*TASK STATEMENT*
Show every line that has the string "Nihil" in it.

*RECORDS TO USE*
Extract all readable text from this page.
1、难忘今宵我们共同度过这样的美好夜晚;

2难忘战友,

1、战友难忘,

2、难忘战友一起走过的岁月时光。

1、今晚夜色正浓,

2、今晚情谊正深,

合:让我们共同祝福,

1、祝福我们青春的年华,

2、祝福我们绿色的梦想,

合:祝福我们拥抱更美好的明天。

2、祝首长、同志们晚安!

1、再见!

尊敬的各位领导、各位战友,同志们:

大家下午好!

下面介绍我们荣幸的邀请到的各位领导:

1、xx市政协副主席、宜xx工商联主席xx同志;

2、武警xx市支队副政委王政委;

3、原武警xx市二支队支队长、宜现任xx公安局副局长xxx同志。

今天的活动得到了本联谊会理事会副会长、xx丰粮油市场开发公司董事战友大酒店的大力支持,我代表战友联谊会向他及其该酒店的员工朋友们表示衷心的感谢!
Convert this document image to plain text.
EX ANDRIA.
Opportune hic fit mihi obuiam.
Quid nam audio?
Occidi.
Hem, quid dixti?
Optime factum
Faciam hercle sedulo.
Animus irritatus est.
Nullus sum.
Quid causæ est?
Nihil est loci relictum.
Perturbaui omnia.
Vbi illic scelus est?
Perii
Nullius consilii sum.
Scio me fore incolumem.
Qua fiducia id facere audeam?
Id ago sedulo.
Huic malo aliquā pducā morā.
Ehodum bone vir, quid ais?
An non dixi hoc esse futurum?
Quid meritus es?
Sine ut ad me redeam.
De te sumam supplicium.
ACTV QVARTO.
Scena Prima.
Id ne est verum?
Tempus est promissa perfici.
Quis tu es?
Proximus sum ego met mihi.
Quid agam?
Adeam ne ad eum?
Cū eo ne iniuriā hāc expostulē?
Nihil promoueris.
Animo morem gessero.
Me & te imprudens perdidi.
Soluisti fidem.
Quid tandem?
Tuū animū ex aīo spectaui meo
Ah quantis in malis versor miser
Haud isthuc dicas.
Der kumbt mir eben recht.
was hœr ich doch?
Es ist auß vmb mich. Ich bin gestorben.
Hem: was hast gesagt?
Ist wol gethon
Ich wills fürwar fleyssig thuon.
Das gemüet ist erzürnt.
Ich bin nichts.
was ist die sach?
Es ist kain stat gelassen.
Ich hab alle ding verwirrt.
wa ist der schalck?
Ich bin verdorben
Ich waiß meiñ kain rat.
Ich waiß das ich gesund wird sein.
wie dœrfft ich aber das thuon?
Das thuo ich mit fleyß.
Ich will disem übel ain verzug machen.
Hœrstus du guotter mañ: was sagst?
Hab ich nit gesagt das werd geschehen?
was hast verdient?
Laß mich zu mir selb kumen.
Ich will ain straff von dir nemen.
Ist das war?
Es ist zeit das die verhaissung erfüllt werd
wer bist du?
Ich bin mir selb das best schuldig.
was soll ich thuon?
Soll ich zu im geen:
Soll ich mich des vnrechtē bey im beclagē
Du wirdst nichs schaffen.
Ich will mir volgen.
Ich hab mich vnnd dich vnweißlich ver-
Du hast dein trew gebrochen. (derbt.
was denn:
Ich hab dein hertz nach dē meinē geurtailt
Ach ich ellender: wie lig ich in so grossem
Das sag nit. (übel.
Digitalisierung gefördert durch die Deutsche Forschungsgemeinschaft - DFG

*ANSWER TO THE PROBLEM*
Nihil est loci relictum.
Nihil promoueris.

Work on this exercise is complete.